▶ Request: Starting with the line that holds "Give me the", copy out each remaining line of the listing below, up to and including the last one, and include nothing else.

>> Start Records provided

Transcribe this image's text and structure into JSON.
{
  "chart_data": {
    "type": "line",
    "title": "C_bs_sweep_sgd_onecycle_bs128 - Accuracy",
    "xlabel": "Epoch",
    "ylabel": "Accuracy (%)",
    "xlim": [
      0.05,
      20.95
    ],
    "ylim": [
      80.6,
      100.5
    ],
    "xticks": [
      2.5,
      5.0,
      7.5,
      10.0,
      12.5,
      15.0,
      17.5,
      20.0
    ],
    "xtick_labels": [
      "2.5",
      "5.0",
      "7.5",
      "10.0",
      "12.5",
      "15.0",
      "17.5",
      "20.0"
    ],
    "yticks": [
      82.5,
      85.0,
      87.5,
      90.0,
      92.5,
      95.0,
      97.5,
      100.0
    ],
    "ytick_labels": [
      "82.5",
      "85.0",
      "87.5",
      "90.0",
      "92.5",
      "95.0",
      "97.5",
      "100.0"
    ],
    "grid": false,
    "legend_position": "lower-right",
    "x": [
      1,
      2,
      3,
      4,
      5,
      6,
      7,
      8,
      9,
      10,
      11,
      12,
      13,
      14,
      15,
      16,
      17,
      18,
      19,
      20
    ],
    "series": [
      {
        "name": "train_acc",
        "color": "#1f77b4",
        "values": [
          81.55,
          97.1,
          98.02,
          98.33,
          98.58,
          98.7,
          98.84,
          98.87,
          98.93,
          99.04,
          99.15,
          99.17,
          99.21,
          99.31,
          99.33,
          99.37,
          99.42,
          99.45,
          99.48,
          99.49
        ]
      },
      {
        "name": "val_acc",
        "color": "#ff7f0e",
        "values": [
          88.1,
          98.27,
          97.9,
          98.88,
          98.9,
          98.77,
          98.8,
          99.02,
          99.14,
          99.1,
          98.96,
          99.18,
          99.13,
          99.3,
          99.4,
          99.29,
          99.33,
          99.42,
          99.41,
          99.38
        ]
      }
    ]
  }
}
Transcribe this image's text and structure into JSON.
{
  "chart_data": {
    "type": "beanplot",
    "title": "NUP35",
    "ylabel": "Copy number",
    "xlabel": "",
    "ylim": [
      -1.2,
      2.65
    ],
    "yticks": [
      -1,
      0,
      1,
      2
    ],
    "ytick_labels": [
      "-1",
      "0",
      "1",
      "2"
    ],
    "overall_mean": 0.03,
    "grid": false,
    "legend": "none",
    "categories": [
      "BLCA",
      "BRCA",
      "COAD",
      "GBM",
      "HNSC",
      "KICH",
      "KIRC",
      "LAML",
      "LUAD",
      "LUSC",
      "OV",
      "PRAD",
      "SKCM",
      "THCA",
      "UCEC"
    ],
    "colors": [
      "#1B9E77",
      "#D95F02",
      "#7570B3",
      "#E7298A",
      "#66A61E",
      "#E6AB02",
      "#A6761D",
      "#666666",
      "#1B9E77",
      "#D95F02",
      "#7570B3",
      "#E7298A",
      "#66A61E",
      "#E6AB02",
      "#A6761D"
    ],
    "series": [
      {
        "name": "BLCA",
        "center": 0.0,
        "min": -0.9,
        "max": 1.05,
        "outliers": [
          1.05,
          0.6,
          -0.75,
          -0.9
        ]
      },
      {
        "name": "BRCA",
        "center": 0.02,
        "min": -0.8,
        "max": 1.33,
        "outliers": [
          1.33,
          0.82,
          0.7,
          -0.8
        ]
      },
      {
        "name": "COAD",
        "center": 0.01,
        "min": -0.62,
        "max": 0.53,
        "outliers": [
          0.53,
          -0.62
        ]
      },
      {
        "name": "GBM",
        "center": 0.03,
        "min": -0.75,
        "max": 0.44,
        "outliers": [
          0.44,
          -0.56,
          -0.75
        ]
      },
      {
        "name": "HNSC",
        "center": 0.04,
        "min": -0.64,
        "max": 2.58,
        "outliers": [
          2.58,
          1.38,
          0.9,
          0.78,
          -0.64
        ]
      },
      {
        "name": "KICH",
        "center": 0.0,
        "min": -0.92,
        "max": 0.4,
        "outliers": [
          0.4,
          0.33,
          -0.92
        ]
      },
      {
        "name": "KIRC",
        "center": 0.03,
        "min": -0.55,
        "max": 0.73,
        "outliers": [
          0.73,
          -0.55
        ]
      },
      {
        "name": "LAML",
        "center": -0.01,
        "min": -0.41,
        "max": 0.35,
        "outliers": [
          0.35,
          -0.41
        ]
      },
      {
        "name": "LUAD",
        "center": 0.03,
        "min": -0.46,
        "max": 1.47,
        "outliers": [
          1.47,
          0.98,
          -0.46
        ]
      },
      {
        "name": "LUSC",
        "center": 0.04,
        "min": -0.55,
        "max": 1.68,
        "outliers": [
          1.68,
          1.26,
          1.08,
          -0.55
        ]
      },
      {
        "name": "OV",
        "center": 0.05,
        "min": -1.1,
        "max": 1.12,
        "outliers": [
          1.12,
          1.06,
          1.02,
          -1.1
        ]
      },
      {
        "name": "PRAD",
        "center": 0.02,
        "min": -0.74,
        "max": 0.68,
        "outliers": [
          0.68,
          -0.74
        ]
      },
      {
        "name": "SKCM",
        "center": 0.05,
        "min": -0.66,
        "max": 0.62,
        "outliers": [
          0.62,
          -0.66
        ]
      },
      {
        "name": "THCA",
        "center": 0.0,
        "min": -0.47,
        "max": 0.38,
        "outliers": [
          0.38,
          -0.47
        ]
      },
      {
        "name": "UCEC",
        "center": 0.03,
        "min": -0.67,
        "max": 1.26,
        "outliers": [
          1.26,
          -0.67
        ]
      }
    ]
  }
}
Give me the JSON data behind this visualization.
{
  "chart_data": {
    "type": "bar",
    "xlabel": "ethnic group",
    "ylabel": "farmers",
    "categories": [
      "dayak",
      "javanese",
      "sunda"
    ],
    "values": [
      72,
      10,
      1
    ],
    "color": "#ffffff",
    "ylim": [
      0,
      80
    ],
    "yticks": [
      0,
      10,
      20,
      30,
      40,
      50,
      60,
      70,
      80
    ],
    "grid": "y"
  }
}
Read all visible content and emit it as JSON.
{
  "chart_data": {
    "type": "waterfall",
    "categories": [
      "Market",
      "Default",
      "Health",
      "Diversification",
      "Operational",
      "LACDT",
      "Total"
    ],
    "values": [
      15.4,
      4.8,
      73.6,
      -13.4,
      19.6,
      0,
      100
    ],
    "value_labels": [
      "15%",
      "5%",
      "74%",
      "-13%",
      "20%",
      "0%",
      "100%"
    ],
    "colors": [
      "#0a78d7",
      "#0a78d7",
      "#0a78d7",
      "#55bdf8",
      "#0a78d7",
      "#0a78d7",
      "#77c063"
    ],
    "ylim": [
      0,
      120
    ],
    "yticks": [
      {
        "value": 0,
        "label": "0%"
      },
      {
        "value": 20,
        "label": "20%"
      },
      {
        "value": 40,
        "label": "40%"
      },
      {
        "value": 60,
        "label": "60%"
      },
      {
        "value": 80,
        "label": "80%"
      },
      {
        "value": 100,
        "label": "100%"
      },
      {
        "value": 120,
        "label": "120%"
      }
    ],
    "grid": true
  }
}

>> End Records provided

▶ Reply to the task:
Give me the JSON data behind this visualization.
{
  "chart_data": {
    "type": "bar",
    "xlabel": "ethnic group",
    "ylabel": "farmers",
    "categories": [
      "dayak",
      "javanese",
      "sunda"
    ],
    "values": [
      72,
      10,
      1
    ],
    "color": "#ffffff",
    "ylim": [
      0,
      80
    ],
    "yticks": [
      0,
      10,
      20,
      30,
      40,
      50,
      60,
      70,
      80
    ],
    "grid": "y"
  }
}
Read all visible content and emit it as JSON.
{
  "chart_data": {
    "type": "waterfall",
    "categories": [
      "Market",
      "Default",
      "Health",
      "Diversification",
      "Operational",
      "LACDT",
      "Total"
    ],
    "values": [
      15.4,
      4.8,
      73.6,
      -13.4,
      19.6,
      0,
      100
    ],
    "value_labels": [
      "15%",
      "5%",
      "74%",
      "-13%",
      "20%",
      "0%",
      "100%"
    ],
    "colors": [
      "#0a78d7",
      "#0a78d7",
      "#0a78d7",
      "#55bdf8",
      "#0a78d7",
      "#0a78d7",
      "#77c063"
    ],
    "ylim": [
      0,
      120
    ],
    "yticks": [
      {
        "value": 0,
        "label": "0%"
      },
      {
        "value": 20,
        "label": "20%"
      },
      {
        "value": 40,
        "label": "40%"
      },
      {
        "value": 60,
        "label": "60%"
      },
      {
        "value": 80,
        "label": "80%"
      },
      {
        "value": 100,
        "label": "100%"
      },
      {
        "value": 120,
        "label": "120%"
      }
    ],
    "grid": true
  }
}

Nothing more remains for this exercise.